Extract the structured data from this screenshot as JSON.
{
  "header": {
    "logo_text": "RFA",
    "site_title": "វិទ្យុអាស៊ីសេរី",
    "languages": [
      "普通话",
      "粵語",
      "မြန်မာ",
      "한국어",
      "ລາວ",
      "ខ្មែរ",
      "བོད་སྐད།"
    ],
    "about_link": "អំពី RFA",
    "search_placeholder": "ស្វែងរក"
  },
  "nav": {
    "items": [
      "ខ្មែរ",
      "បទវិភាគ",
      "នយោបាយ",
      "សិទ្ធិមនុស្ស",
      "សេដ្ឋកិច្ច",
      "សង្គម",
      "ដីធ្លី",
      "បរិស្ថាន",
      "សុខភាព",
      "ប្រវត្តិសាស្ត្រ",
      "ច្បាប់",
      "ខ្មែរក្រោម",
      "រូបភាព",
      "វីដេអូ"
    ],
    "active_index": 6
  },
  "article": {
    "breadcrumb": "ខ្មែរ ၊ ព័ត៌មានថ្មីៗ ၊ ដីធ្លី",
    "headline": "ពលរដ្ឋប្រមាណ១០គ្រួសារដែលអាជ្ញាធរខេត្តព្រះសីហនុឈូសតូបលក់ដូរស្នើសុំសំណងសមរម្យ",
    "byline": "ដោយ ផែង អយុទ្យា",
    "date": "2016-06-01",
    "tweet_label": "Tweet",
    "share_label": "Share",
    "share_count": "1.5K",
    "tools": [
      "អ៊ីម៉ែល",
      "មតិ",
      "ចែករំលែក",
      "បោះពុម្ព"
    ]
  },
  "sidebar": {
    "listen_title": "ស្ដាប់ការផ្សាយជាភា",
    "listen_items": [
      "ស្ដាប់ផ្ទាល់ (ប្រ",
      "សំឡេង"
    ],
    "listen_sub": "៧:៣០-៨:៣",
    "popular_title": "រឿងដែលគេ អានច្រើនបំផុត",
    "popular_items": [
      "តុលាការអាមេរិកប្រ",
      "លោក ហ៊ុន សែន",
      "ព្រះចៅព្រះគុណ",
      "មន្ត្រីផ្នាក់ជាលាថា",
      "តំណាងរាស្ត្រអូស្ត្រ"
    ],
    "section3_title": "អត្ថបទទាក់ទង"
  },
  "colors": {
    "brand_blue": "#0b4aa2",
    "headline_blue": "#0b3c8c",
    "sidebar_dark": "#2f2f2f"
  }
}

○ ○ ○

Using the data above, return each line exactly as written.

Extract the structured data from this screenshot as JSON.
{
  "header": {
    "logo_text": "RFA",
    "site_title": "វិទ្យុអាស៊ីសេរី",
    "languages": [
      "普通话",
      "粵語",
      "မြန်မာ",
      "한국어",
      "ລາວ",
      "ខ្មែរ",
      "བོད་སྐད།"
    ],
    "about_link": "អំពី RFA",
    "search_placeholder": "ស្វែងរក"
  },
  "nav": {
    "items": [
      "ខ្មែរ",
      "បទវិភាគ",
      "នយោបាយ",
      "សិទ្ធិមនុស្ស",
      "សេដ្ឋកិច្ច",
      "សង្គម",
      "ដីធ្លី",
      "បរិស្ថាន",
      "សុខភាព",
      "ប្រវត្តិសាស្ត្រ",
      "ច្បាប់",
      "ខ្មែរក្រោម",
      "រូបភាព",
      "វីដេអូ"
    ],
    "active_index": 6
  },
  "article": {
    "breadcrumb": "ខ្មែរ ၊ ព័ត៌មានថ្មីៗ ၊ ដីធ្លី",
    "headline": "ពលរដ្ឋប្រមាណ១០គ្រួសារដែលអាជ្ញាធរខេត្តព្រះសីហនុឈូសតូបលក់ដូរស្នើសុំសំណងសមរម្យ",
    "byline": "ដោយ ផែង អយុទ្យា",
    "date": "2016-06-01",
    "tweet_label": "Tweet",
    "share_label": "Share",
    "share_count": "1.5K",
    "tools": [
      "អ៊ីម៉ែល",
      "មតិ",
      "ចែករំលែក",
      "បោះពុម្ព"
    ]
  },
  "sidebar": {
    "listen_title": "ស្ដាប់ការផ្សាយជាភា",
    "listen_items": [
      "ស្ដាប់ផ្ទាល់ (ប្រ",
      "សំឡេង"
    ],
    "listen_sub": "៧:៣០-៨:៣",
    "popular_title": "រឿងដែលគេ អានច្រើនបំផុត",
    "popular_items": [
      "តុលាការអាមេរិកប្រ",
      "លោក ហ៊ុន សែន",
      "ព្រះចៅព្រះគុណ",
      "មន្ត្រីផ្នាក់ជាលាថា",
      "តំណាងរាស្ត្រអូស្ត្រ"
    ],
    "section3_title": "អត្ថបទទាក់ទង"
  },
  "colors": {
    "brand_blue": "#0b4aa2",
    "headline_blue": "#0b3c8c",
    "sidebar_dark": "#2f2f2f"
  }
}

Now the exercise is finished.